■ **Written request**:
Lay out every line of the records below as a Markdown table with a Row column for the row number and a Line column for the line, skipping any blank lines.

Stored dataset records
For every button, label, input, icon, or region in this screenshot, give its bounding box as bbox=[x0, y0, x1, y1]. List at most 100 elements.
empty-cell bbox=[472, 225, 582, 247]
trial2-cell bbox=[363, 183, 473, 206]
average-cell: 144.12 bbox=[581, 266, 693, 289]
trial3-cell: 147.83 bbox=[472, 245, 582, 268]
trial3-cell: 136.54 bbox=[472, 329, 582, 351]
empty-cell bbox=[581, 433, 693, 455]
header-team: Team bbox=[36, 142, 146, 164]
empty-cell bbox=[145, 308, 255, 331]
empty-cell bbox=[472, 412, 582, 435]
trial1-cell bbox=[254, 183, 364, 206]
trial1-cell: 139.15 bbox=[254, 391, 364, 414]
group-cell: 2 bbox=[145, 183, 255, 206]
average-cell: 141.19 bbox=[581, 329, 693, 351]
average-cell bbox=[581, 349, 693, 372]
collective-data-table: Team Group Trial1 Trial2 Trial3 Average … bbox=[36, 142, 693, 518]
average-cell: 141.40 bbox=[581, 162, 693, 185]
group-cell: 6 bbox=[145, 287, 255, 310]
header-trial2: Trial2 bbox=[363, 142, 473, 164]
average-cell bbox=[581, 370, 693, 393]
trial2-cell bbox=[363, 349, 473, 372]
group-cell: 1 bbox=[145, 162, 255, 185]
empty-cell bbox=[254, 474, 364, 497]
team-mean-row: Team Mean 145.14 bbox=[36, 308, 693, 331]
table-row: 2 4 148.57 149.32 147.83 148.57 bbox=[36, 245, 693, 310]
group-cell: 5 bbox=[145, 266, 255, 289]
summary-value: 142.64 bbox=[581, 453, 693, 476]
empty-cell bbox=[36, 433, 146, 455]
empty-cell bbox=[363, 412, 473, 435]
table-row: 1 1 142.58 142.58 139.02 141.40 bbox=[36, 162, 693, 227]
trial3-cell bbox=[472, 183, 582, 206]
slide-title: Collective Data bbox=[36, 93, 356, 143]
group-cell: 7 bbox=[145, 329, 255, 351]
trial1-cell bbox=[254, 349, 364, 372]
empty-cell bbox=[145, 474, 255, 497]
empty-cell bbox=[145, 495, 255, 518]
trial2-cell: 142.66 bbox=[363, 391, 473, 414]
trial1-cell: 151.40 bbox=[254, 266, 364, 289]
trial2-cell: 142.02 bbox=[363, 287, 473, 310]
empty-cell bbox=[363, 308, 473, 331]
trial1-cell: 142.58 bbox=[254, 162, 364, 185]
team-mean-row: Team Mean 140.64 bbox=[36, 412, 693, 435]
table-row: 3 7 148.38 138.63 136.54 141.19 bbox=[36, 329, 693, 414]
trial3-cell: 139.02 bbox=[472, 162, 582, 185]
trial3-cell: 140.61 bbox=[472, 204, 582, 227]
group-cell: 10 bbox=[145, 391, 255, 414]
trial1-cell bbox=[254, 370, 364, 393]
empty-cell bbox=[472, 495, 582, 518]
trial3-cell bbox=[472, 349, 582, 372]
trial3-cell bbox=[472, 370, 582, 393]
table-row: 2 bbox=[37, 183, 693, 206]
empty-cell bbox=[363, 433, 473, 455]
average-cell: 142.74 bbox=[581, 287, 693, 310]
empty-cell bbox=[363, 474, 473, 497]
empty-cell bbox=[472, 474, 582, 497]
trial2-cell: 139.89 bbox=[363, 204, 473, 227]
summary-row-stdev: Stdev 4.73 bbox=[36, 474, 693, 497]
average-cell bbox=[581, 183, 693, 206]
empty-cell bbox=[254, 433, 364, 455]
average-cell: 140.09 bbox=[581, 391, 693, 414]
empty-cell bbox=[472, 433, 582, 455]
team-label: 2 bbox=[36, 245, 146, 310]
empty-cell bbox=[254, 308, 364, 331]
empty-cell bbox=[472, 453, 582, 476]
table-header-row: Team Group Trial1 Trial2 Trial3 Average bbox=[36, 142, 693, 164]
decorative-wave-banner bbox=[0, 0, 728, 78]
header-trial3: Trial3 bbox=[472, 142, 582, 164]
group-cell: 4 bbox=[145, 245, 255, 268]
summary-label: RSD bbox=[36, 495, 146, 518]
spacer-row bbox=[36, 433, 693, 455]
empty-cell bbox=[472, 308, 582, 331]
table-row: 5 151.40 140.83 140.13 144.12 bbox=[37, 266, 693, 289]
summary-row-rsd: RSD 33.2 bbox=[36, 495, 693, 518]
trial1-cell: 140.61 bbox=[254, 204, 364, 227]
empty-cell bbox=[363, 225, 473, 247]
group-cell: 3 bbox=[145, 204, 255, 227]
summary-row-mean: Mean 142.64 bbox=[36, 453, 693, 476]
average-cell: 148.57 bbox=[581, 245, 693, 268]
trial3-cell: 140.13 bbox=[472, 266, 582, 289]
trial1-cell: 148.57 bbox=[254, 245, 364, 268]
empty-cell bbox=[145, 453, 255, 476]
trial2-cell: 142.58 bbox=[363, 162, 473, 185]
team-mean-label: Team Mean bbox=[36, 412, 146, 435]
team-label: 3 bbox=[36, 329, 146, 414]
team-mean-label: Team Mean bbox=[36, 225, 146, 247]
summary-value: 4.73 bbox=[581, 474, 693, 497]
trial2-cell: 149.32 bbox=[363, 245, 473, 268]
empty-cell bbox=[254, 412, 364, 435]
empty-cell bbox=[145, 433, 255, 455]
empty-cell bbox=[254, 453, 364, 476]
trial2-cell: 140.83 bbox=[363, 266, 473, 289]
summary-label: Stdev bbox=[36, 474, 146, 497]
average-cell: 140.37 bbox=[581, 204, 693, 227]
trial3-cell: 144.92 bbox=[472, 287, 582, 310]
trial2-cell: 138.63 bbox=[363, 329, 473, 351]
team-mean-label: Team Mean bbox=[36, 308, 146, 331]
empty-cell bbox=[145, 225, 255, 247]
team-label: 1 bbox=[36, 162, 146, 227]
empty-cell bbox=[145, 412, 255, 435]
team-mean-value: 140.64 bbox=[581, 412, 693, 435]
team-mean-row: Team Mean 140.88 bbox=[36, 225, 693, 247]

■ **Exercise result**:
| Row | Line |
|---|---|
| 1 | For every button, label, input, icon, or region in this screenshot, give its bounding box as bbox=[x0, y0, x1, y1]. List at most 100 elements. |
| 2 | empty-cell bbox=[472, 225, 582, 247] |
| 3 | trial2-cell bbox=[363, 183, 473, 206] |
| 4 | average-cell: 144.12 bbox=[581, 266, 693, 289] |
| 5 | trial3-cell: 147.83 bbox=[472, 245, 582, 268] |
| 6 | trial3-cell: 136.54 bbox=[472, 329, 582, 351] |
| 7 | empty-cell bbox=[581, 433, 693, 455] |
| 8 | header-team: Team bbox=[36, 142, 146, 164] |
| 9 | empty-cell bbox=[145, 308, 255, 331] |
| 10 | empty-cell bbox=[472, 412, 582, 435] |
| 11 | trial1-cell bbox=[254, 183, 364, 206] |
| 12 | trial1-cell: 139.15 bbox=[254, 391, 364, 414] |
| 13 | group-cell: 2 bbox=[145, 183, 255, 206] |
| 14 | average-cell: 141.19 bbox=[581, 329, 693, 351] |
| 15 | average-cell bbox=[581, 349, 693, 372] |
| 16 | collective-data-table: Team Group Trial1 Trial2 Trial3 Average … bbox=[36, 142, 693, 518] |
| 17 | average-cell: 141.40 bbox=[581, 162, 693, 185] |
| 18 | group-cell: 6 bbox=[145, 287, 255, 310] |
| 19 | header-trial2: Trial2 bbox=[363, 142, 473, 164] |
| 20 | average-cell bbox=[581, 370, 693, 393] |
| 21 | trial2-cell bbox=[363, 349, 473, 372] |
| 22 | group-cell: 1 bbox=[145, 162, 255, 185] |
| 23 | empty-cell bbox=[254, 474, 364, 497] |
| 24 | team-mean-row: Team Mean 145.14 bbox=[36, 308, 693, 331] |
| 25 | table-row: 2 4 148.57 149.32 147.83 148.57 bbox=[36, 245, 693, 310] |
| 26 | group-cell: 5 bbox=[145, 266, 255, 289] |
| 27 | summary-value: 142.64 bbox=[581, 453, 693, 476] |
| 28 | empty-cell bbox=[36, 433, 146, 455] |
| 29 | empty-cell bbox=[363, 412, 473, 435] |
| 30 | table-row: 1 1 142.58 142.58 139.02 141.40 bbox=[36, 162, 693, 227] |
| 31 | trial3-cell bbox=[472, 183, 582, 206] |
| 32 | slide-title: Collective Data bbox=[36, 93, 356, 143] |
| 33 | group-cell: 7 bbox=[145, 329, 255, 351] |
| 34 | trial1-cell bbox=[254, 349, 364, 372] |
| 35 | empty-cell bbox=[145, 474, 255, 497] |
| 36 | empty-cell bbox=[145, 495, 255, 518] |
| 37 | trial2-cell: 142.66 bbox=[363, 391, 473, 414] |
| 38 | trial1-cell: 151.40 bbox=[254, 266, 364, 289] |
| 39 | trial2-cell: 142.02 bbox=[363, 287, 473, 310] |
| 40 | empty-cell bbox=[363, 308, 473, 331] |
| 41 | trial1-cell: 142.58 bbox=[254, 162, 364, 185] |
| 42 | team-mean-row: Team Mean 140.64 bbox=[36, 412, 693, 435] |
| 43 | table-row: 3 7 148.38 138.63 136.54 141.19 bbox=[36, 329, 693, 414] |
| 44 | trial3-cell: 139.02 bbox=[472, 162, 582, 185] |
| 45 | trial3-cell: 140.61 bbox=[472, 204, 582, 227] |
| 46 | group-cell: 10 bbox=[145, 391, 255, 414] |
| 47 | trial1-cell bbox=[254, 370, 364, 393] |
| 48 | empty-cell bbox=[472, 495, 582, 518] |
| 49 | trial3-cell bbox=[472, 349, 582, 372] |
| 50 | trial3-cell bbox=[472, 370, 582, 393] |
| 51 | table-row: 2 bbox=[37, 183, 693, 206] |
| 52 | empty-cell bbox=[363, 433, 473, 455] |
| 53 | average-cell: 142.74 bbox=[581, 287, 693, 310] |
| 54 | empty-cell bbox=[363, 474, 473, 497] |
| 55 | empty-cell bbox=[472, 474, 582, 497] |
| 56 | trial2-cell: 139.89 bbox=[363, 204, 473, 227] |
| 57 | summary-row-stdev: Stdev 4.73 bbox=[36, 474, 693, 497] |
| 58 | average-cell bbox=[581, 183, 693, 206] |
| 59 | empty-cell bbox=[254, 433, 364, 455] |
| 60 | average-cell: 140.09 bbox=[581, 391, 693, 414] |
| 61 | empty-cell bbox=[472, 433, 582, 455] |
| 62 | team-label: 2 bbox=[36, 245, 146, 310] |
| 63 | empty-cell bbox=[254, 308, 364, 331] |
| 64 | empty-cell bbox=[472, 453, 582, 476] |
| 65 | table-header-row: Team Group Trial1 Trial2 Trial3 Average bbox=[36, 142, 693, 164] |
| 66 | decorative-wave-banner bbox=[0, 0, 728, 78] |
| 67 | header-trial3: Trial3 bbox=[472, 142, 582, 164] |
| 68 | group-cell: 4 bbox=[145, 245, 255, 268] |
| 69 | summary-label: RSD bbox=[36, 495, 146, 518] |
| 70 | spacer-row bbox=[36, 433, 693, 455] |
| 71 | empty-cell bbox=[472, 308, 582, 331] |
| 72 | table-row: 5 151.40 140.83 140.13 144.12 bbox=[37, 266, 693, 289] |
| 73 | summary-row-rsd: RSD 33.2 bbox=[36, 495, 693, 518] |
| 74 | trial1-cell: 140.61 bbox=[254, 204, 364, 227] |
| 75 | empty-cell bbox=[363, 225, 473, 247] |
| 76 | group-cell: 3 bbox=[145, 204, 255, 227] |
| 77 | summary-row-mean: Mean 142.64 bbox=[36, 453, 693, 476] |
| 78 | average-cell: 148.57 bbox=[581, 245, 693, 268] |
| 79 | trial3-cell: 140.13 bbox=[472, 266, 582, 289] |
| 80 | trial1-cell: 148.57 bbox=[254, 245, 364, 268] |
| 81 | empty-cell bbox=[145, 453, 255, 476] |
| 82 | trial2-cell: 142.58 bbox=[363, 162, 473, 185] |
| 83 | team-mean-label: Team Mean bbox=[36, 412, 146, 435] |
| 84 | team-label: 3 bbox=[36, 329, 146, 414] |
| 85 | team-mean-label: Team Mean bbox=[36, 225, 146, 247] |
| 86 | summary-value: 4.73 bbox=[581, 474, 693, 497] |
| 87 | trial2-cell: 149.32 bbox=[363, 245, 473, 268] |
| 88 | empty-cell bbox=[254, 412, 364, 435] |
| 89 | empty-cell bbox=[145, 433, 255, 455] |
| 90 | empty-cell bbox=[254, 453, 364, 476] |
| 91 | trial2-cell: 140.83 bbox=[363, 266, 473, 289] |
| 92 | summary-label: Stdev bbox=[36, 474, 146, 497] |
| 93 | average-cell: 140.37 bbox=[581, 204, 693, 227] |
| 94 | trial3-cell: 144.92 bbox=[472, 287, 582, 310] |
| 95 | trial2-cell: 138.63 bbox=[363, 329, 473, 351] |
| 96 | team-mean-label: Team Mean bbox=[36, 308, 146, 331] |
| 97 | empty-cell bbox=[145, 225, 255, 247] |
| 98 | team-label: 1 bbox=[36, 162, 146, 227] |
| 99 | empty-cell bbox=[145, 412, 255, 435] |
| 100 | team-mean-value: 140.64 bbox=[581, 412, 693, 435] |
| 101 | team-mean-row: Team Mean 140.88 bbox=[36, 225, 693, 247] |